=== Input ===

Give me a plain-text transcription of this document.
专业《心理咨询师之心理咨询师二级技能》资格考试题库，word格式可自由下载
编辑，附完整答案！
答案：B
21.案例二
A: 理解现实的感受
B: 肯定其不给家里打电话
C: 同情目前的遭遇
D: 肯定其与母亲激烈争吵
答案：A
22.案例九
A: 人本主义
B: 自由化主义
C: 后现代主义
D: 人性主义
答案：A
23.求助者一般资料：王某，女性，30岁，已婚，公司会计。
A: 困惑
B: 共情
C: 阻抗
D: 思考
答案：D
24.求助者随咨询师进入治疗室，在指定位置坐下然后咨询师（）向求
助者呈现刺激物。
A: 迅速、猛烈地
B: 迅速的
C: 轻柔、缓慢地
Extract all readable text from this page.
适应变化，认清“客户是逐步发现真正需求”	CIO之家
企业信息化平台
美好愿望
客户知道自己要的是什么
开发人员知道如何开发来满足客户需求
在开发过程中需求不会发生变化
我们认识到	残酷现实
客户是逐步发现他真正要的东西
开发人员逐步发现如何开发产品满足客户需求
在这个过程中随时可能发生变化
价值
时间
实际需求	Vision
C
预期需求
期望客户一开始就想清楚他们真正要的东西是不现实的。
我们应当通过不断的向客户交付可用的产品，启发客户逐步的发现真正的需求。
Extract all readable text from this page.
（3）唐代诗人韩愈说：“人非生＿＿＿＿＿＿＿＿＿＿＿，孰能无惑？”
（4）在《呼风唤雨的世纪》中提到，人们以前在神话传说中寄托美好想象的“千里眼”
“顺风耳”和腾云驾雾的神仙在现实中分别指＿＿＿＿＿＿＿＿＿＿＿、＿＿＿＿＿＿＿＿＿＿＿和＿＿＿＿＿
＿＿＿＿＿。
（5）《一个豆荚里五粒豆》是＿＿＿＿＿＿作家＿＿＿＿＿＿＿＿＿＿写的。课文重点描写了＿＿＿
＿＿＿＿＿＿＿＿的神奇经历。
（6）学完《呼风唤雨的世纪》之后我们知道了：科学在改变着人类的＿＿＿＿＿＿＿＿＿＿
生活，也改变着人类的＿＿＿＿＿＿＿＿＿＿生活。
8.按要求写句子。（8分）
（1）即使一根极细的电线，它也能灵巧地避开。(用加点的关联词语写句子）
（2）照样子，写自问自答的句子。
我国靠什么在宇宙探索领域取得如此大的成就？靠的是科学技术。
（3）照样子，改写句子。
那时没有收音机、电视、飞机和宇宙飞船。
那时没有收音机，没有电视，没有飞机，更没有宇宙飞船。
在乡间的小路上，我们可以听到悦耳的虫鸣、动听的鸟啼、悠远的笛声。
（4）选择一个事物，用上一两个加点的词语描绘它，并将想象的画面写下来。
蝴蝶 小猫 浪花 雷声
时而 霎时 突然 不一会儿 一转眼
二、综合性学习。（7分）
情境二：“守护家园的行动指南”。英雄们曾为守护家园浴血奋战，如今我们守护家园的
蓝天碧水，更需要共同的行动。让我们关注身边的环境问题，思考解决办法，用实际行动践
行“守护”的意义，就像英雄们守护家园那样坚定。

===

Written problem:
Make a list of all lines in the data that contain "呼风唤雨的世纪".

Task response:
（4）在《呼风唤雨的世纪》中提到，人们以前在神话传说中寄托美好想象的“千里眼”
（6）学完《呼风唤雨的世纪》之后我们知道了：科学在改变着人类的＿＿＿＿＿＿＿＿＿＿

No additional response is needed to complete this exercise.